What the exercise asks: Determine how many lines contain the string "type", then reply with that figure only.
§
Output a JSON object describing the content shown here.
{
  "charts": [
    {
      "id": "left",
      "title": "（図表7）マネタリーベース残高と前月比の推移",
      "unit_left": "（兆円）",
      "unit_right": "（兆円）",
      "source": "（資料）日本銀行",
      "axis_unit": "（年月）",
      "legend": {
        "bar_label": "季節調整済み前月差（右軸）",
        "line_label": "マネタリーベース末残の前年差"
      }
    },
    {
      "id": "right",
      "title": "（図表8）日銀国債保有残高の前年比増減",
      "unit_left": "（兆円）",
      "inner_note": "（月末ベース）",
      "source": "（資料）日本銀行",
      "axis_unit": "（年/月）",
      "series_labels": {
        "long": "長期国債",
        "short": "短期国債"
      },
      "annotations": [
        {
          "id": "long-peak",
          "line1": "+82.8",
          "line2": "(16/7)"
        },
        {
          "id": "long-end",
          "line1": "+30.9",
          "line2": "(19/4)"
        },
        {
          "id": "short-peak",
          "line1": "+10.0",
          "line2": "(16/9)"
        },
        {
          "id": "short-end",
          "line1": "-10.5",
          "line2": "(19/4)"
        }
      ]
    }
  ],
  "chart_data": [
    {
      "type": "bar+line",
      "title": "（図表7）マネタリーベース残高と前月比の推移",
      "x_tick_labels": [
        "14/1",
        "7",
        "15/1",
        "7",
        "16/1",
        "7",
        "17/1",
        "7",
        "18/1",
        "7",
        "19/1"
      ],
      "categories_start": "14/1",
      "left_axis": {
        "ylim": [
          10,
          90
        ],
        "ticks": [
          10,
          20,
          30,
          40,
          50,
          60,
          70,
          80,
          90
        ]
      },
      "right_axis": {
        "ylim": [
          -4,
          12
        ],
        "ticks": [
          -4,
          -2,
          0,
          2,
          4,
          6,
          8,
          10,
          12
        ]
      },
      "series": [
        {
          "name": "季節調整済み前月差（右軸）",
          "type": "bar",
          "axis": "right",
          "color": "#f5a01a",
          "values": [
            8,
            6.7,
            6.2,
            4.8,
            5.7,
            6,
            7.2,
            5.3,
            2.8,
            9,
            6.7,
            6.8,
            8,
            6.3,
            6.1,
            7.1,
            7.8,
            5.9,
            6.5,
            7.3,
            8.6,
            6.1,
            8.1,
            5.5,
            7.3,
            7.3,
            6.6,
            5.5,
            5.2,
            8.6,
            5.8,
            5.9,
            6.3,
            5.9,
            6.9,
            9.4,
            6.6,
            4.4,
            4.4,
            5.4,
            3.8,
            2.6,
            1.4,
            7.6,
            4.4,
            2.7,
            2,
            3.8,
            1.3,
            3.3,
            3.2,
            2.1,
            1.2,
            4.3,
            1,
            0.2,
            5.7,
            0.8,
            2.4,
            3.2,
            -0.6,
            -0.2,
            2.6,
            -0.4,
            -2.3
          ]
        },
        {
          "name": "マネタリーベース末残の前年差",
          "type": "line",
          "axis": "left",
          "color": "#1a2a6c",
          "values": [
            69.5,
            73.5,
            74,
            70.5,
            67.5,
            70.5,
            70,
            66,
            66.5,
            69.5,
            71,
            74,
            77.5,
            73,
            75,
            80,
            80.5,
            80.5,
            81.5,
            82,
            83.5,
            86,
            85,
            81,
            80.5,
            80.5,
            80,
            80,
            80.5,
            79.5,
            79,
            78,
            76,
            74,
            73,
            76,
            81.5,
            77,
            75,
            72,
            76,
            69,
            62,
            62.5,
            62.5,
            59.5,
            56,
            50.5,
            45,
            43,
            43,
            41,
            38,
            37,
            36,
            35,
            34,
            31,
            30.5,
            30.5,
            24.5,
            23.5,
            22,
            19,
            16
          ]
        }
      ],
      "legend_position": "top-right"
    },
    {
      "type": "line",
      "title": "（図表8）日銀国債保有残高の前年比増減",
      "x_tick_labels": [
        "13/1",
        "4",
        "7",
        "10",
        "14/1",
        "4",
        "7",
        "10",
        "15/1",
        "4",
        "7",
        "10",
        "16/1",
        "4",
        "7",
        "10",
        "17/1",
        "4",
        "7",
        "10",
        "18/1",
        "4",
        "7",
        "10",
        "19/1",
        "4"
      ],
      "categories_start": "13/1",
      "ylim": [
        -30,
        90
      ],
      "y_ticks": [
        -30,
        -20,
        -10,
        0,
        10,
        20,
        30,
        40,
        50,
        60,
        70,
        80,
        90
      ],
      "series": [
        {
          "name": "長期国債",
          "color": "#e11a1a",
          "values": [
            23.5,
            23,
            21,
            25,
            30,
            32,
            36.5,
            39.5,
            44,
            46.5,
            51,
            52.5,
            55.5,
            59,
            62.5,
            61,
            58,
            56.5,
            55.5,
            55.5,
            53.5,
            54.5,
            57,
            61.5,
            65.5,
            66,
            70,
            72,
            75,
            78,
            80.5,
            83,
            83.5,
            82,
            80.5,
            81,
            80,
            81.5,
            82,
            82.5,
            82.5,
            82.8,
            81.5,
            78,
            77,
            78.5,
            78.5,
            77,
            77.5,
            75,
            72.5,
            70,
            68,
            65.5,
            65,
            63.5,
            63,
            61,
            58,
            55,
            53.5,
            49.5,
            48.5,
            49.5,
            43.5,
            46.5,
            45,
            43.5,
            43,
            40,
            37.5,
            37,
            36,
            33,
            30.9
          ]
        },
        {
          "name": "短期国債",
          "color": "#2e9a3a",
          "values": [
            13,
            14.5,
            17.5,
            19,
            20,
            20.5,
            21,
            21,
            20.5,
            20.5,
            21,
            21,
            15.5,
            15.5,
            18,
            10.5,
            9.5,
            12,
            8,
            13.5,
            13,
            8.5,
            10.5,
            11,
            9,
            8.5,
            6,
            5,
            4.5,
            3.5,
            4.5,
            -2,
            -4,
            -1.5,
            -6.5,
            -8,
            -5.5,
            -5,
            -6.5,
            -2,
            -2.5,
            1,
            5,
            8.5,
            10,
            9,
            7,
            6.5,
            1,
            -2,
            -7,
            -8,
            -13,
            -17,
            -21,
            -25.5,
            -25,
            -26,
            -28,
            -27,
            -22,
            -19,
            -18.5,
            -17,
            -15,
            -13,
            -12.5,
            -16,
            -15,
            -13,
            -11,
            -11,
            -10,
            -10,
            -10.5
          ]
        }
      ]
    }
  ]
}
§
Solution for this problem: 4